>> BEGIN DOCUMENT TEXT

Shay Agroskin March 9, 2023, 1:13 p.m. UTC
This attribute, which is part of ethtool's ring param configuration
allows the user to specify the maximum number of the packet's payload
that can be written directly to the device.

Example usage:
    # ethtool -G [interface] tx-push-buf-len [number of bytes]

Co-developed-by: Jakub Kicinski <kuba@kernel.org>
Signed-off-by: Jakub Kicinski <kuba@kernel.org>
Signed-off-by: Shay Agroskin <shayagr@amazon.com>
---
 Documentation/netlink/specs/ethtool.yaml     |  8 ++++
 Documentation/networking/ethtool-netlink.rst | 43 ++++++++++++--------
 include/linux/ethtool.h                      | 14 +++++--
 include/uapi/linux/ethtool_netlink.h         |  2 +
 net/ethtool/netlink.h                        |  2 +-
 net/ethtool/rings.c                          | 33 ++++++++++++++-
 6 files changed, 79 insertions(+), 23 deletions(-)

Comments

Simon Horman March 9, 2023, 4:25 p.m. UTC | #1
On Thu, Mar 09, 2023 at 03:13:15PM +0200, Shay Agroskin wrote:
> This attribute, which is part of ethtool's ring param configuration
> allows the user to specify the maximum number of the packet's payload
> that can be written directly to the device.
> 
> Example usage:
>     # ethtool -G [interface] tx-push-buf-len [number of bytes]
> 
> Co-developed-by: Jakub Kicinski <kuba@kernel.org>
> Signed-off-by: Jakub Kicinski <kuba@kernel.org>
> Signed-off-by: Shay Agroskin <shayagr@amazon.com>

Reviewed-by: Simon Horman <simon.horman@corigine.com>
Gal Pressman March 9, 2023, 5:15 p.m. UTC | #2
On 09/03/2023 15:13, Shay Agroskin wrote:
> +``ETHTOOL_A_RINGS_TX_PUSH_BUF_LEN`` specifies the maximum number of bytes of a
> +transmitted packet a driver can push directly to the underlying device
> +('push' mode). Pushing some of the payload bytes to the device has the
> +advantages of reducing latency for small packets by avoiding DMA mapping (same
> +as ``ETHTOOL_A_RINGS_TX_PUSH`` parameter) as well as allowing the underlying
> +device to process packet headers ahead of fetching its payload.
> +This can help the device to make fast actions based on the packet's headers.

I know Jakub prefers the new parameter, but the description of this
still sounds extremely similar to TX copybreak to me..
TX copybreak was traditionally used to copy packets to preallocated DMA
buffers, but this could be implemented as copying the packet to the
(preallocated) WQE's inline part. That usually means DMA memory, but
could also be device memory in this ENA LLQ case.

Are we drawing a line that TX copybreak is the threshold for DMA memory
and tx_push_buf_len is the threshold for device memory?
Are they mutually exclusive?

BTW, as I mentioned in v1, ENA doesn't advertise tx_push, which is a bit
strange given the fact that it now adds tx_push_buf_len support.

>> END DOCUMENT TEXT
>> BEGIN EXTRACTED ENTRIES

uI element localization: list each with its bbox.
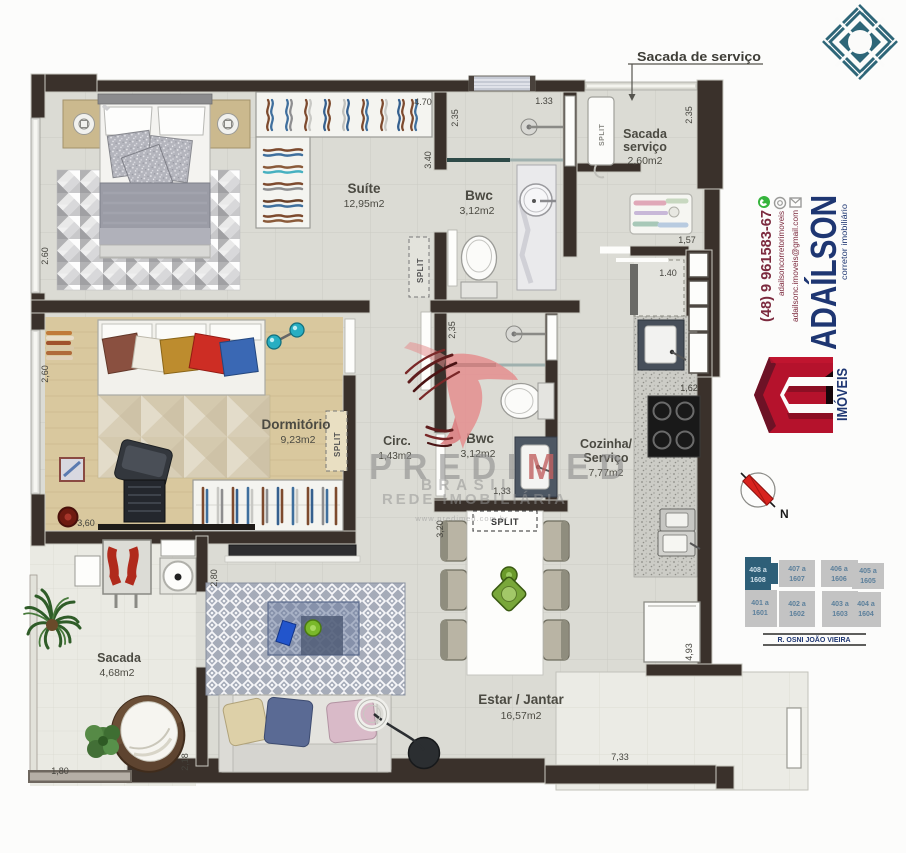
svg-text:16,57m2: 16,57m2 xyxy=(501,710,542,722)
svg-text:2,80: 2,80 xyxy=(209,569,219,587)
svg-text:1.33: 1.33 xyxy=(535,96,553,106)
svg-text:Bwc: Bwc xyxy=(466,431,494,446)
svg-text:1603: 1603 xyxy=(832,611,848,618)
svg-text:serviço: serviço xyxy=(623,140,667,154)
svg-text:1602: 1602 xyxy=(789,611,805,618)
svg-text:ADAÍLSON: ADAÍLSON xyxy=(803,195,844,350)
svg-text:R. OSNI JOÃO VIEIRA: R. OSNI JOÃO VIEIRA xyxy=(777,635,850,644)
svg-text:407 a: 407 a xyxy=(788,566,806,573)
svg-text:7,33: 7,33 xyxy=(611,752,629,762)
svg-text:406 a: 406 a xyxy=(830,566,848,573)
svg-text:3,12m2: 3,12m2 xyxy=(459,205,494,217)
svg-text:405 a: 405 a xyxy=(859,568,877,575)
svg-text:4,68m2: 4,68m2 xyxy=(99,667,134,679)
svg-text:corretor imobiliário: corretor imobiliário xyxy=(840,203,849,280)
svg-text:2,35: 2,35 xyxy=(447,321,457,339)
svg-text:Dormitório: Dormitório xyxy=(262,417,331,432)
svg-text:1605: 1605 xyxy=(860,578,876,585)
svg-text:4.70: 4.70 xyxy=(414,97,432,107)
svg-text:403 a: 403 a xyxy=(831,601,849,608)
svg-text:adailsonc.imoveis@gmail.com: adailsonc.imoveis@gmail.com xyxy=(791,210,800,322)
svg-text:2.35: 2.35 xyxy=(684,106,694,124)
svg-text:1606: 1606 xyxy=(831,576,847,583)
svg-text:12,95m2: 12,95m2 xyxy=(344,198,385,210)
svg-text:SPLIT: SPLIT xyxy=(416,258,425,283)
svg-text:N: N xyxy=(780,507,789,521)
svg-text:1,57: 1,57 xyxy=(678,235,696,245)
svg-text:1601: 1601 xyxy=(752,610,768,617)
svg-text:REDE IMOBILIÁRIA: REDE IMOBILIÁRIA xyxy=(382,491,568,508)
svg-text:3,60: 3,60 xyxy=(77,518,95,528)
svg-text:Sacada: Sacada xyxy=(97,651,142,665)
svg-text:2,60: 2,60 xyxy=(40,365,50,383)
svg-text:2.35: 2.35 xyxy=(450,109,460,127)
svg-text:IMÓVEIS: IMÓVEIS xyxy=(833,368,851,421)
svg-text:3.40: 3.40 xyxy=(423,151,433,169)
svg-text:Sacada: Sacada xyxy=(623,127,668,141)
svg-text:4,93: 4,93 xyxy=(684,643,694,661)
svg-text:SPLIT: SPLIT xyxy=(333,432,342,457)
svg-text:2,18: 2,18 xyxy=(180,753,190,771)
svg-text:www.predimed.com.br: www.predimed.com.br xyxy=(414,514,508,523)
svg-text:2.60: 2.60 xyxy=(40,247,50,265)
svg-text:404 a: 404 a xyxy=(857,601,875,608)
svg-text:Bwc: Bwc xyxy=(465,188,493,203)
svg-text:SPLIT: SPLIT xyxy=(599,123,606,146)
svg-text:Suíte: Suíte xyxy=(347,181,380,196)
svg-text:Estar / Jantar: Estar / Jantar xyxy=(478,692,564,707)
svg-text:1604: 1604 xyxy=(858,611,874,618)
svg-text:402 a: 402 a xyxy=(788,601,806,608)
svg-text:adailsoncorretorimoveis: adailsoncorretorimoveis xyxy=(777,211,786,296)
svg-text:408 a: 408 a xyxy=(749,567,767,574)
svg-text:(48) 9 961583-67: (48) 9 961583-67 xyxy=(759,210,775,322)
svg-text:1607: 1607 xyxy=(789,576,805,583)
svg-text:9,23m2: 9,23m2 xyxy=(280,434,315,446)
svg-text:1608: 1608 xyxy=(750,577,766,584)
svg-text:1,62: 1,62 xyxy=(680,383,698,393)
svg-text:1.40: 1.40 xyxy=(659,268,677,278)
svg-text:1,80: 1,80 xyxy=(51,766,69,776)
svg-text:401 a: 401 a xyxy=(751,600,769,607)
svg-text:2,60m2: 2,60m2 xyxy=(627,155,662,167)
svg-text:Sacada de serviço: Sacada de serviço xyxy=(637,50,761,64)
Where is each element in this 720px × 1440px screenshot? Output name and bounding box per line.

>> END EXTRACTED ENTRIES

GOALS ▸
**A.** According to the ethtool patch thread, what two advantages come from pushing some payload bytes to the device?
**B.** List every file path that the ethtool patch thread says the patch changes.

ANSWERS BELOW ▸
**A.** It reduces latency for small packets by avoiding DMA mapping, and it lets the underlying device process packet headers before fetching the payload.

**B.**
Documentation/netlink/specs/ethtool.yaml
Documentation/networking/ethtool-netlink.rst
include/linux/ethtool.h
include/uapi/linux/ethtool_netlink.h
net/ethtool/netlink.h
net/ethtool/rings.c